• [Your task]:
Copy every entry exactly as given, minus the images.

• [Records provided]:
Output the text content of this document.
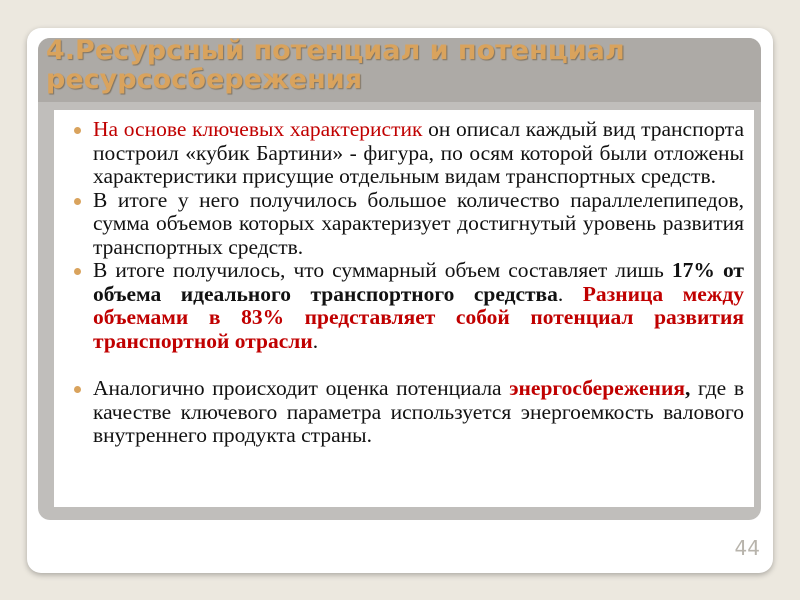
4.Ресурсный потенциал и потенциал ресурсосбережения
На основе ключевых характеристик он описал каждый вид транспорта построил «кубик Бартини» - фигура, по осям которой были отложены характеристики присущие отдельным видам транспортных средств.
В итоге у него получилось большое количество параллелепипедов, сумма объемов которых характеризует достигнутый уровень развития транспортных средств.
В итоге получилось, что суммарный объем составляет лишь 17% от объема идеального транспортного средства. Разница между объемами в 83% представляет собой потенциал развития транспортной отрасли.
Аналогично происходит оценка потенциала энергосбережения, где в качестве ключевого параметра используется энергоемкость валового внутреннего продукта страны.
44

• [Full answer]:
Output the text content of this document.
4.Ресурсный потенциал и потенциал ресурсосбережения
На основе ключевых характеристик он описал каждый вид транспорта построил «кубик Бартини» - фигура, по осям которой были отложены характеристики присущие отдельным видам транспортных средств.
В итоге у него получилось большое количество параллелепипедов, сумма объемов которых характеризует достигнутый уровень развития транспортных средств.
В итоге получилось, что суммарный объем составляет лишь 17% от объема идеального транспортного средства. Разница между объемами в 83% представляет собой потенциал развития транспортной отрасли.
Аналогично происходит оценка потенциала энергосбережения, где в качестве ключевого параметра используется энергоемкость валового внутреннего продукта страны.
44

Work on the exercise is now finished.